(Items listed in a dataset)

·····

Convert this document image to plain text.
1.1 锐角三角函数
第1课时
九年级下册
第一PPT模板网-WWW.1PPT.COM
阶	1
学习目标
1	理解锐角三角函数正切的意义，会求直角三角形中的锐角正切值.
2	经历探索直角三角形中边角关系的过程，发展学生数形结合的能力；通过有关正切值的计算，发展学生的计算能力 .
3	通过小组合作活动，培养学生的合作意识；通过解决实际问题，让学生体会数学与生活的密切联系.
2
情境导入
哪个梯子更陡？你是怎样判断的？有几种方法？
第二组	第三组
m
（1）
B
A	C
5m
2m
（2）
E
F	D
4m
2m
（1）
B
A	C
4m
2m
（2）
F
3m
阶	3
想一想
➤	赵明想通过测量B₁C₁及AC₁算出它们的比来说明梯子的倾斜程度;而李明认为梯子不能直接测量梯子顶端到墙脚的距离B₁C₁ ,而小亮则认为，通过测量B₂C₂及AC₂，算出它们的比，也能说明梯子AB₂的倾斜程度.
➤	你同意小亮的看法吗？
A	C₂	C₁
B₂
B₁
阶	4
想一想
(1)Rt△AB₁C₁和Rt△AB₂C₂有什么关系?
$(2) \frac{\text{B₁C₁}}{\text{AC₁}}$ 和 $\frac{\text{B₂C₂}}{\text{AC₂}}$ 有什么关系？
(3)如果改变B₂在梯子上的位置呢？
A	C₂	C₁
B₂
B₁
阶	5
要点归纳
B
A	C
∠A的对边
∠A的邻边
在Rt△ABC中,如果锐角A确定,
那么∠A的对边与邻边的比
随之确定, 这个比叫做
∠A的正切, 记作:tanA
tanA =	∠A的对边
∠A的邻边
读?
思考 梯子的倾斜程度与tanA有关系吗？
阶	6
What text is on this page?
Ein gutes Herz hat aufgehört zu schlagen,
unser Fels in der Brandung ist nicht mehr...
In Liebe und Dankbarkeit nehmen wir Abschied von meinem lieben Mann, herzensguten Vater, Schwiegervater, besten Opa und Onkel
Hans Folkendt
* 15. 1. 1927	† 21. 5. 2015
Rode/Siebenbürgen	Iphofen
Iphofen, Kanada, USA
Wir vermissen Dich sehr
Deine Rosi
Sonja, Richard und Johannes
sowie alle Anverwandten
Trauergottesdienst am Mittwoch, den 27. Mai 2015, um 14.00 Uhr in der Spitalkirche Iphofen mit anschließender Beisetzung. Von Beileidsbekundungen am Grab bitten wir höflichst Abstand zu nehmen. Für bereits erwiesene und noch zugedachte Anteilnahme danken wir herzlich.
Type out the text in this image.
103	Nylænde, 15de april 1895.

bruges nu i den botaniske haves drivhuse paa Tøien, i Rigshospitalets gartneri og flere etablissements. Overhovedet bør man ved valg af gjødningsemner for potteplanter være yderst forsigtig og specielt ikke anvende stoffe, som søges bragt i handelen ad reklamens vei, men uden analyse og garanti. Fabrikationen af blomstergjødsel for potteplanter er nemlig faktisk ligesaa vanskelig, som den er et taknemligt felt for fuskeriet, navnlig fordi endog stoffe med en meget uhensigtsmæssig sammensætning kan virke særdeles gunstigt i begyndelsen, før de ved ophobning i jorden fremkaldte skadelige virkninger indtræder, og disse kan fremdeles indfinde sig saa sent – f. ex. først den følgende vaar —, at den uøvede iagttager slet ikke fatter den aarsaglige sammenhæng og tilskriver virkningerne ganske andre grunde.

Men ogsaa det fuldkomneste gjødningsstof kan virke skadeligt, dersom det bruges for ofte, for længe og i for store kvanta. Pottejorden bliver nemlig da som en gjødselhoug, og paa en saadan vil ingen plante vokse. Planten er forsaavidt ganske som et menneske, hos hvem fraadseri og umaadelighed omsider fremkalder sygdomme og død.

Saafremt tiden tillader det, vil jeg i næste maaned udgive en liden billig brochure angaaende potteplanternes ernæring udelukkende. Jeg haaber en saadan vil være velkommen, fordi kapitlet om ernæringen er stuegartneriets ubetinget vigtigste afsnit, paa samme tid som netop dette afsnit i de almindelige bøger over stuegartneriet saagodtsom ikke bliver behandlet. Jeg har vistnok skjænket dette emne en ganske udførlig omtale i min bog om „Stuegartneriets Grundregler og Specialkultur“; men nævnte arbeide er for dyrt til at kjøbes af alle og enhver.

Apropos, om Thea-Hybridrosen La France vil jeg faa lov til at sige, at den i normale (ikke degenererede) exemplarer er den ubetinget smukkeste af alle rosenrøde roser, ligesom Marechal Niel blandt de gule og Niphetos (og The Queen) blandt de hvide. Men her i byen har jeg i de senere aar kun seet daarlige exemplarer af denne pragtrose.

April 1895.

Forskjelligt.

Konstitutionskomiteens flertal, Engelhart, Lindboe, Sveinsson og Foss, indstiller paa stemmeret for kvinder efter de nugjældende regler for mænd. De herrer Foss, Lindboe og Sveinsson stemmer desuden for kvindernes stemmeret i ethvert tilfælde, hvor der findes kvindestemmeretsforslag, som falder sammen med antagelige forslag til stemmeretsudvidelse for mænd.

·····

**EXERCISE REQUIREMENTS**. Look for "image" and pull out every line that has it.

**WRITTEN ANSWER**.
Convert this document image to plain text.
Type out the text in this image.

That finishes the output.